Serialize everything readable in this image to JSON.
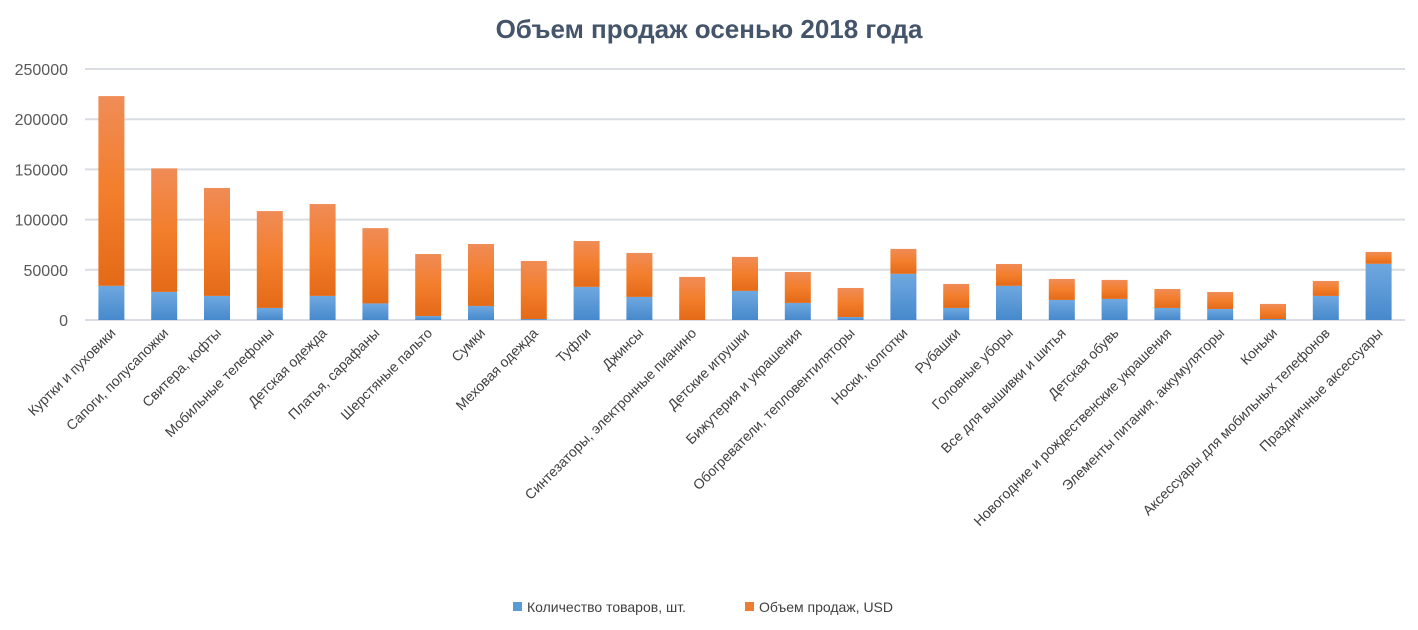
{
  "chart_data": {
    "type": "bar",
    "stacked": true,
    "title": "Объем продаж осенью 2018 года",
    "xlabel": "",
    "ylabel": "",
    "ylim": [
      0,
      250000
    ],
    "yticks": [
      0,
      50000,
      100000,
      150000,
      200000,
      250000
    ],
    "grid": true,
    "legend_position": "bottom",
    "categories": [
      "Куртки и пуховики",
      "Сапоги, полусапожки",
      "Свитера, кофты",
      "Мобильные телефоны",
      "Детская одежда",
      "Платья, сарафаны",
      "Шерстяные пальто",
      "Сумки",
      "Меховая одежда",
      "Туфли",
      "Джинсы",
      "Синтезаторы, электронные пианино",
      "Детские игрушки",
      "Бижутерия и украшения",
      "Обогреватели, тепловентиляторы",
      "Носки, колготки",
      "Рубашки",
      "Головные уборы",
      "Все для вышивки и шитья",
      "Детская обувь",
      "Новогодние и рождественские украшения",
      "Элементы питания, аккумуляторы",
      "Коньки",
      "Аксессуары для мобильных телефонов",
      "Праздничные аксессуары"
    ],
    "series": [
      {
        "name": "Количество товаров, шт.",
        "color": "#5b9bd5",
        "values": [
          34000,
          28000,
          24000,
          12000,
          24000,
          16500,
          4000,
          14000,
          1000,
          33000,
          23000,
          0,
          29000,
          17000,
          3000,
          46000,
          12000,
          34000,
          20000,
          21000,
          12000,
          11000,
          1000,
          24000,
          56000
        ]
      },
      {
        "name": "Объем продаж, USD",
        "color": "#ed7d31",
        "values": [
          189000,
          123000,
          107500,
          96500,
          91500,
          75000,
          61700,
          61700,
          57800,
          45700,
          43800,
          42900,
          33800,
          30800,
          28900,
          24800,
          23900,
          21800,
          20900,
          18900,
          18900,
          16900,
          15000,
          14900,
          11800
        ]
      }
    ]
  }
}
--*--
**PROBLEM STATEMENT:** With the pictures omitted, reproduce the records in full and exactly.

**FINISHED TASK:**
Serialize everything readable in this image to JSON.
{
  "chart_data": {
    "type": "bar",
    "stacked": true,
    "title": "Объем продаж осенью 2018 года",
    "xlabel": "",
    "ylabel": "",
    "ylim": [
      0,
      250000
    ],
    "yticks": [
      0,
      50000,
      100000,
      150000,
      200000,
      250000
    ],
    "grid": true,
    "legend_position": "bottom",
    "categories": [
      "Куртки и пуховики",
      "Сапоги, полусапожки",
      "Свитера, кофты",
      "Мобильные телефоны",
      "Детская одежда",
      "Платья, сарафаны",
      "Шерстяные пальто",
      "Сумки",
      "Меховая одежда",
      "Туфли",
      "Джинсы",
      "Синтезаторы, электронные пианино",
      "Детские игрушки",
      "Бижутерия и украшения",
      "Обогреватели, тепловентиляторы",
      "Носки, колготки",
      "Рубашки",
      "Головные уборы",
      "Все для вышивки и шитья",
      "Детская обувь",
      "Новогодние и рождественские украшения",
      "Элементы питания, аккумуляторы",
      "Коньки",
      "Аксессуары для мобильных телефонов",
      "Праздничные аксессуары"
    ],
    "series": [
      {
        "name": "Количество товаров, шт.",
        "color": "#5b9bd5",
        "values": [
          34000,
          28000,
          24000,
          12000,
          24000,
          16500,
          4000,
          14000,
          1000,
          33000,
          23000,
          0,
          29000,
          17000,
          3000,
          46000,
          12000,
          34000,
          20000,
          21000,
          12000,
          11000,
          1000,
          24000,
          56000
        ]
      },
      {
        "name": "Объем продаж, USD",
        "color": "#ed7d31",
        "values": [
          189000,
          123000,
          107500,
          96500,
          91500,
          75000,
          61700,
          61700,
          57800,
          45700,
          43800,
          42900,
          33800,
          30800,
          28900,
          24800,
          23900,
          21800,
          20900,
          18900,
          18900,
          16900,
          15000,
          14900,
          11800
        ]
      }
    ]
  }
}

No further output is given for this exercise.